··· Excerpted records

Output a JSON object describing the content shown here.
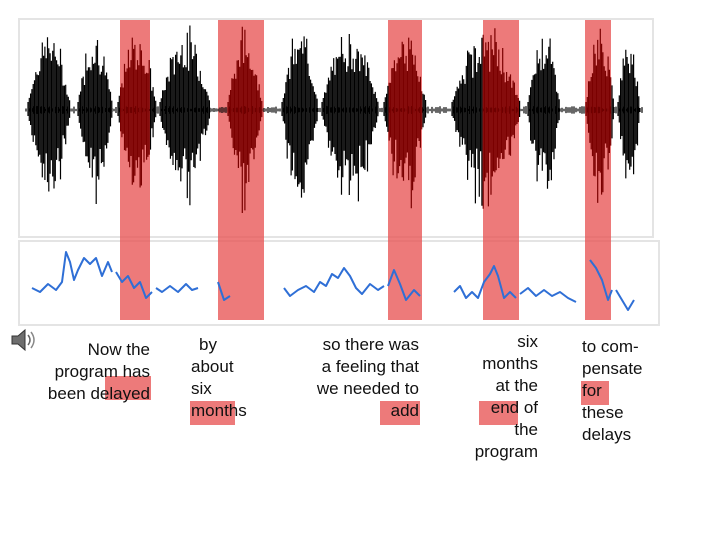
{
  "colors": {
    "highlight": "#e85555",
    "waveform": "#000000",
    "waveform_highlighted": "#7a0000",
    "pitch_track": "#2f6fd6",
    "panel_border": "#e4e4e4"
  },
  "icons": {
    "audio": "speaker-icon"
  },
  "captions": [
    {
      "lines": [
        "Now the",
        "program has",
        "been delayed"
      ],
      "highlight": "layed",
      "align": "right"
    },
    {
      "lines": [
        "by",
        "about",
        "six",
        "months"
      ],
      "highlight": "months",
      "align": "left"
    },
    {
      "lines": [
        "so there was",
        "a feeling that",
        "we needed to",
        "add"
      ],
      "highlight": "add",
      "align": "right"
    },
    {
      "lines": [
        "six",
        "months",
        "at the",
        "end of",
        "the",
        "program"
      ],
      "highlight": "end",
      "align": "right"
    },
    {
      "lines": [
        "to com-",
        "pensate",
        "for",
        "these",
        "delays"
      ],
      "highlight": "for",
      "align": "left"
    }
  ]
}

······
··· Excerpted records

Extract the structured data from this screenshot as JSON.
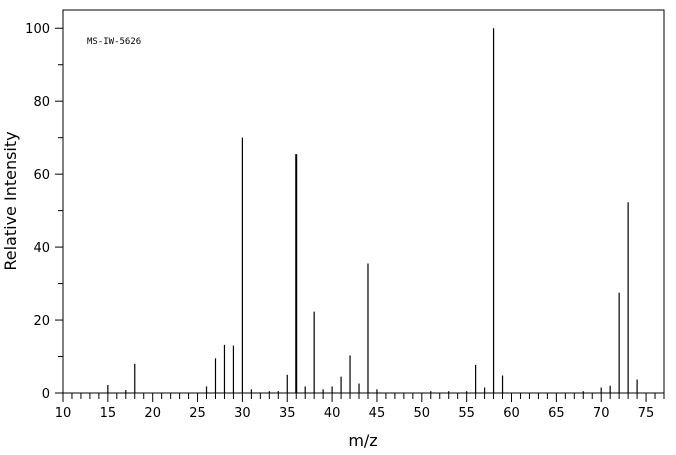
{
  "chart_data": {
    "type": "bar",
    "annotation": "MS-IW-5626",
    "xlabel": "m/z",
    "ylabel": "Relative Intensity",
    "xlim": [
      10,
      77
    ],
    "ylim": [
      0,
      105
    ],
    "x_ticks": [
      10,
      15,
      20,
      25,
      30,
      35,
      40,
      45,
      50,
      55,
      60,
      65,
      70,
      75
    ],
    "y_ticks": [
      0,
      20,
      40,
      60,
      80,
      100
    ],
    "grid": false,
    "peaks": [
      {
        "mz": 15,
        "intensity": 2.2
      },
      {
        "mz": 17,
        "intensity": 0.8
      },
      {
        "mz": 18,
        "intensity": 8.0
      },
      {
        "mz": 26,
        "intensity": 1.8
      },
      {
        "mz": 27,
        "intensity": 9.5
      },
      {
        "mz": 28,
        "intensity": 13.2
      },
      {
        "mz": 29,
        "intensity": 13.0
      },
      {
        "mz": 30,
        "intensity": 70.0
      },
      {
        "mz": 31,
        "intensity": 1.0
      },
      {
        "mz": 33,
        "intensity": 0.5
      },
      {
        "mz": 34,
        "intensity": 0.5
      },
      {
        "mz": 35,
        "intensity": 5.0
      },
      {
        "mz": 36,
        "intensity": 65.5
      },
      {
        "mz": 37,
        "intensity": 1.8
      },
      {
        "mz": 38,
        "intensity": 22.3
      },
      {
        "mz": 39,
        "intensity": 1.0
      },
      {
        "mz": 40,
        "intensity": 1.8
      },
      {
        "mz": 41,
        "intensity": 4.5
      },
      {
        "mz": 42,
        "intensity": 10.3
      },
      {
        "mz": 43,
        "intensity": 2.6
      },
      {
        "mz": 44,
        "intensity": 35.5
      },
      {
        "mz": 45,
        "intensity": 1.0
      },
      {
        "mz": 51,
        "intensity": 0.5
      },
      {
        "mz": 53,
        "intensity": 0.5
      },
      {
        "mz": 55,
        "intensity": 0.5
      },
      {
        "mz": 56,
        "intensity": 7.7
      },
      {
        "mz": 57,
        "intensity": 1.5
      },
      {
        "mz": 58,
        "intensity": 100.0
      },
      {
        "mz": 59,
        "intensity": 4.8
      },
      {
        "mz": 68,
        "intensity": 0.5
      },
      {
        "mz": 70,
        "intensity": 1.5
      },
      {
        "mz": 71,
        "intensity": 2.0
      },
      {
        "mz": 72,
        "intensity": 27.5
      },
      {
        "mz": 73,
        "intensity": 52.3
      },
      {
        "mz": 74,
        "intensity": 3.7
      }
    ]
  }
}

······

# Requirements
Extract lines where the string "JSON" occurs.

# Solution below
Output a JSON object describing the content shown here.
Extract the structured data from this screenshot as JSON.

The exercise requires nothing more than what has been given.